(Data items)
<<<<
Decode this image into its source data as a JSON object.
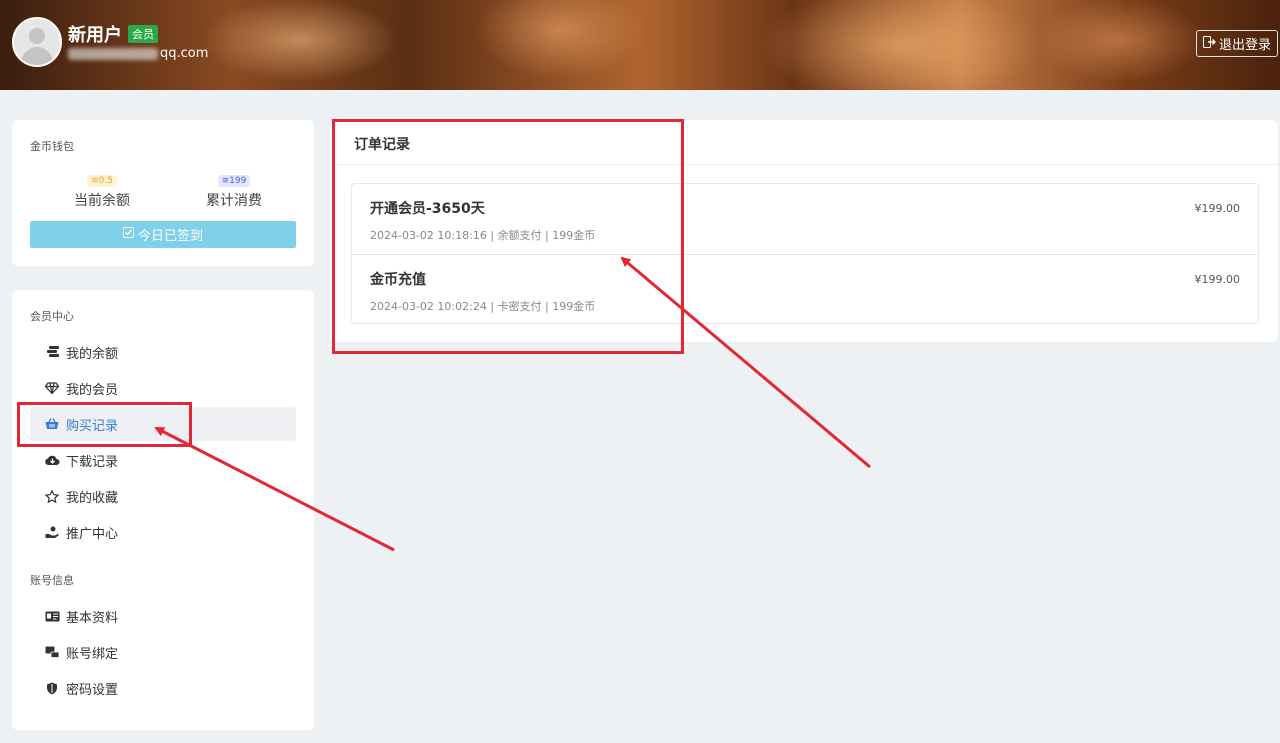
{
  "header": {
    "username": "新用户",
    "vip_badge": "会员",
    "email_suffix": "qq.com",
    "logout_label": "退出登录"
  },
  "wallet": {
    "title": "金币钱包",
    "balance_value": "0.5",
    "balance_label": "当前余额",
    "spent_value": "199",
    "spent_label": "累计消费",
    "checkin_label": "今日已签到"
  },
  "member_center": {
    "title": "会员中心",
    "items": [
      {
        "label": "我的余额",
        "icon": "coins-icon"
      },
      {
        "label": "我的会员",
        "icon": "diamond-icon"
      },
      {
        "label": "购买记录",
        "icon": "basket-icon",
        "active": true
      },
      {
        "label": "下载记录",
        "icon": "cloud-download-icon"
      },
      {
        "label": "我的收藏",
        "icon": "star-icon"
      },
      {
        "label": "推广中心",
        "icon": "hand-coin-icon"
      }
    ],
    "account_title": "账号信息",
    "account_items": [
      {
        "label": "基本资料",
        "icon": "id-card-icon"
      },
      {
        "label": "账号绑定",
        "icon": "link-account-icon"
      },
      {
        "label": "密码设置",
        "icon": "shield-icon"
      }
    ]
  },
  "orders": {
    "title": "订单记录",
    "rows": [
      {
        "name": "开通会员-3650天",
        "meta": "2024-03-02 10:18:16 | 余额支付 | 199金币",
        "price": "¥199.00"
      },
      {
        "name": "金币充值",
        "meta": "2024-03-02 10:02:24 | 卡密支付 | 199金币",
        "price": "¥199.00"
      }
    ]
  },
  "colors": {
    "accent": "#3a7bd5",
    "checkin_bg": "#7fd0ea",
    "annotation_red": "#e32633",
    "vip_green": "#2aa84a"
  }
}
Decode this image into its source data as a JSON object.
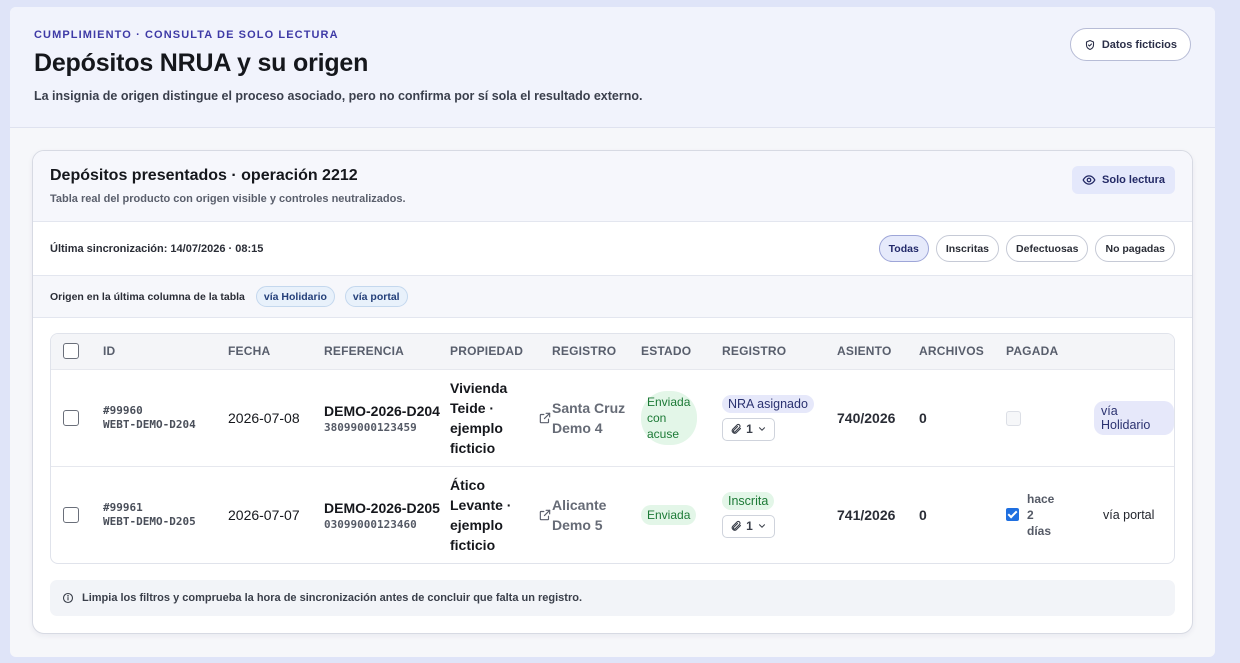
{
  "header": {
    "eyebrow": "CUMPLIMIENTO · CONSULTA DE SOLO LECTURA",
    "title": "Depósitos NRUA y su origen",
    "subtitle": "La insignia de origen distingue el proceso asociado, pero no confirma por sí sola el resultado externo.",
    "demo_badge": "Datos ficticios"
  },
  "card": {
    "title": "Depósitos presentados · operación 2212",
    "subtitle": "Tabla real del producto con origen visible y controles neutralizados.",
    "readonly_badge": "Solo lectura",
    "sync_text": "Última sincronización: 14/07/2026 · 08:15",
    "filters": [
      "Todas",
      "Inscritas",
      "Defectuosas",
      "No pagadas"
    ],
    "active_filter": "Todas",
    "origin_label": "Origen en la última columna de la tabla",
    "origin_pills": [
      "vía Holidario",
      "vía portal"
    ],
    "hint": "Limpia los filtros y comprueba la hora de sincronización antes de concluir que falta un registro."
  },
  "table": {
    "headers": [
      "ID",
      "FECHA",
      "REFERENCIA",
      "PROPIEDAD",
      "REGISTRO",
      "ESTADO",
      "REGISTRO",
      "ASIENTO",
      "ARCHIVOS",
      "PAGADA"
    ],
    "rows": [
      {
        "id": "#99960",
        "id_code": "WEBT-DEMO-D204",
        "fecha": "2026-07-08",
        "ref_main": "DEMO-2026-D204",
        "ref_code": "38099000123459",
        "propiedad": "Vivienda Teide · ejemplo ficticio",
        "registro": "Santa Cruz Demo 4",
        "estado": "Enviada con acuse",
        "registro_badge": "NRA asignado",
        "adjuntos": "1",
        "asiento": "740/2026",
        "archivos": "0",
        "pagada": false,
        "pagada_nota": "",
        "origen": "vía Holidario"
      },
      {
        "id": "#99961",
        "id_code": "WEBT-DEMO-D205",
        "fecha": "2026-07-07",
        "ref_main": "DEMO-2026-D205",
        "ref_code": "03099000123460",
        "propiedad": "Ático Levante · ejemplo ficticio",
        "registro": "Alicante Demo 5",
        "estado": "Enviada",
        "registro_badge": "Inscrita",
        "adjuntos": "1",
        "asiento": "741/2026",
        "archivos": "0",
        "pagada": true,
        "pagada_nota": "hace 2 días",
        "origen": "vía portal"
      }
    ]
  },
  "colors": {
    "accent": "#3e3aa6",
    "success_bg": "#e3f6e8",
    "success_text": "#1c7a36",
    "checkbox": "#1f6fe0"
  }
}
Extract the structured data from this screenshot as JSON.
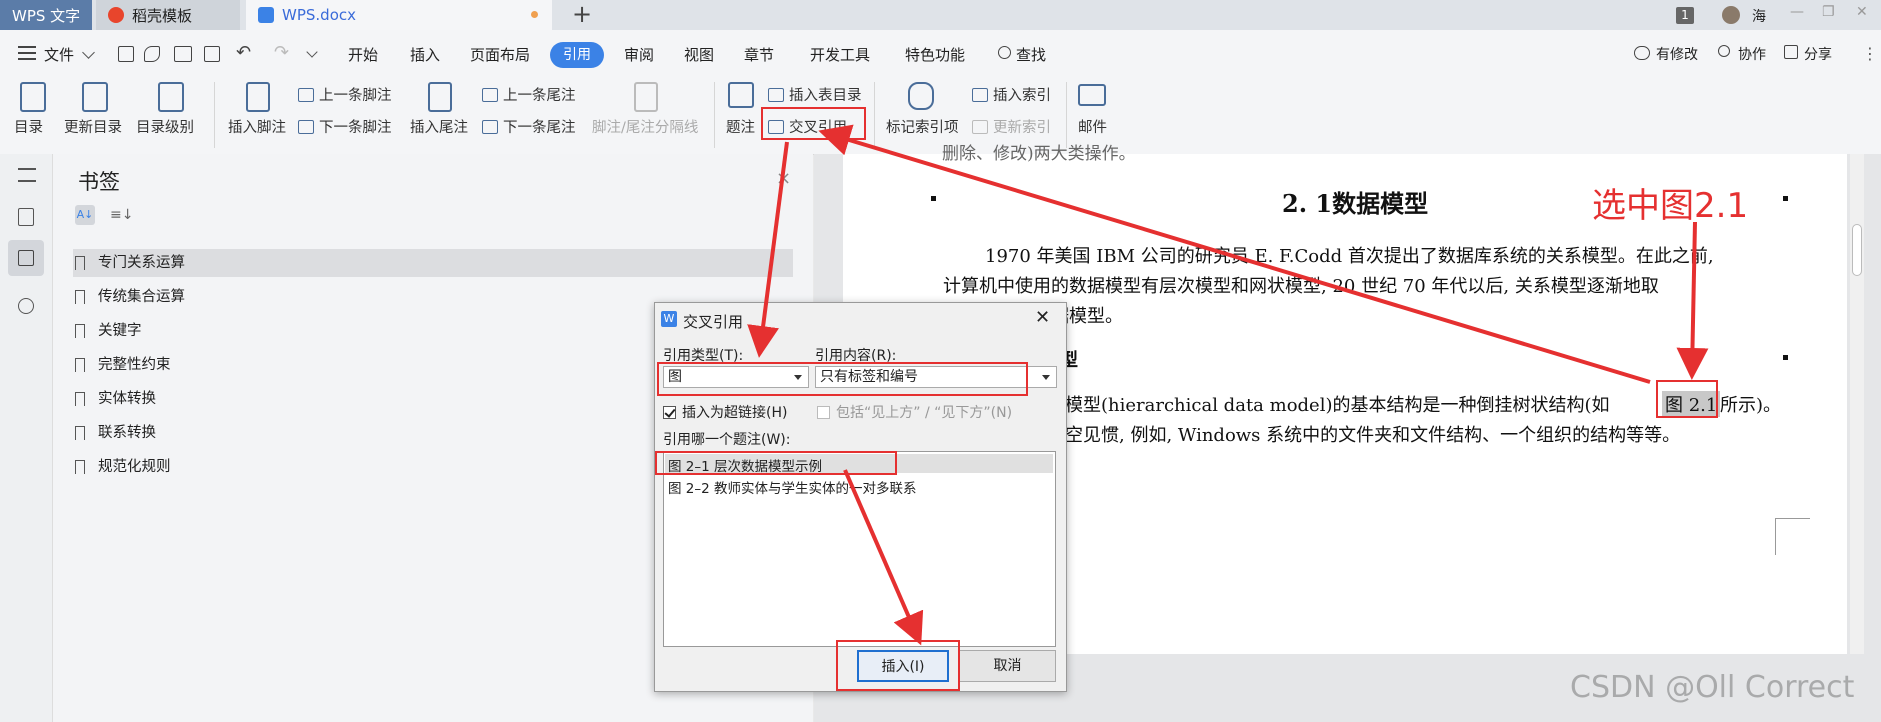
>>>>
**Your objective**
Write out all the entries exactly, except for the pictures.

**Problem solution**
Decode this image into its source data as a JSON object.
{
  "header": {
    "username": "新用户",
    "vip_badge": "会员",
    "email_suffix": "qq.com",
    "logout_label": "退出登录"
  },
  "wallet": {
    "title": "金币钱包",
    "balance_value": "0.5",
    "balance_label": "当前余额",
    "spent_value": "199",
    "spent_label": "累计消费",
    "checkin_label": "今日已签到"
  },
  "member_center": {
    "title": "会员中心",
    "items": [
      {
        "label": "我的余额",
        "icon": "coins-icon"
      },
      {
        "label": "我的会员",
        "icon": "diamond-icon"
      },
      {
        "label": "购买记录",
        "icon": "basket-icon",
        "active": true
      },
      {
        "label": "下载记录",
        "icon": "cloud-download-icon"
      },
      {
        "label": "我的收藏",
        "icon": "star-icon"
      },
      {
        "label": "推广中心",
        "icon": "hand-coin-icon"
      }
    ],
    "account_title": "账号信息",
    "account_items": [
      {
        "label": "基本资料",
        "icon": "id-card-icon"
      },
      {
        "label": "账号绑定",
        "icon": "link-account-icon"
      },
      {
        "label": "密码设置",
        "icon": "shield-icon"
      }
    ]
  },
  "orders": {
    "title": "订单记录",
    "rows": [
      {
        "name": "开通会员-3650天",
        "meta": "2024-03-02 10:18:16 | 余额支付 | 199金币",
        "price": "¥199.00"
      },
      {
        "name": "金币充值",
        "meta": "2024-03-02 10:02:24 | 卡密支付 | 199金币",
        "price": "¥199.00"
      }
    ]
  },
  "colors": {
    "accent": "#3a7bd5",
    "checkin_bg": "#7fd0ea",
    "annotation_red": "#e32633",
    "vip_green": "#2aa84a"
  }
}
Decode this image into its source data as a JSON object.
{
  "header": {
    "eyebrow": "CUMPLIMIENTO · CONSULTA DE SOLO LECTURA",
    "title": "Depósitos NRUA y su origen",
    "subtitle": "La insignia de origen distingue el proceso asociado, pero no confirma por sí sola el resultado externo.",
    "demo_badge": "Datos ficticios"
  },
  "card": {
    "title": "Depósitos presentados · operación 2212",
    "subtitle": "Tabla real del producto con origen visible y controles neutralizados.",
    "readonly_badge": "Solo lectura",
    "sync_text": "Última sincronización: 14/07/2026 · 08:15",
    "filters": [
      "Todas",
      "Inscritas",
      "Defectuosas",
      "No pagadas"
    ],
    "active_filter": "Todas",
    "origin_label": "Origen en la última columna de la tabla",
    "origin_pills": [
      "vía Holidario",
      "vía portal"
    ],
    "hint": "Limpia los filtros y comprueba la hora de sincronización antes de concluir que falta un registro."
  },
  "table": {
    "headers": [
      "ID",
      "FECHA",
      "REFERENCIA",
      "PROPIEDAD",
      "REGISTRO",
      "ESTADO",
      "REGISTRO",
      "ASIENTO",
      "ARCHIVOS",
      "PAGADA"
    ],
    "rows": [
      {
        "id": "#99960",
        "id_code": "WEBT-DEMO-D204",
        "fecha": "2026-07-08",
        "ref_main": "DEMO-2026-D204",
        "ref_code": "38099000123459",
        "propiedad": "Vivienda Teide · ejemplo ficticio",
        "registro": "Santa Cruz Demo 4",
        "estado": "Enviada con acuse",
        "registro_badge": "NRA asignado",
        "adjuntos": "1",
        "asiento": "740/2026",
        "archivos": "0",
        "pagada": false,
        "pagada_nota": "",
        "origen": "vía Holidario"
      },
      {
        "id": "#99961",
        "id_code": "WEBT-DEMO-D205",
        "fecha": "2026-07-07",
        "ref_main": "DEMO-2026-D205",
        "ref_code": "03099000123460",
        "propiedad": "Ático Levante · ejemplo ficticio",
        "registro": "Alicante Demo 5",
        "estado": "Enviada",
        "registro_badge": "Inscrita",
        "adjuntos": "1",
        "asiento": "741/2026",
        "archivos": "0",
        "pagada": true,
        "pagada_nota": "hace 2 días",
        "origen": "vía portal"
      }
    ]
  },
  "colors": {
    "accent": "#3e3aa6",
    "success_bg": "#e3f6e8",
    "success_text": "#1c7a36",
    "checkbox": "#1f6fe0"
  }
}
Extract the structured data from this screenshot as JSON.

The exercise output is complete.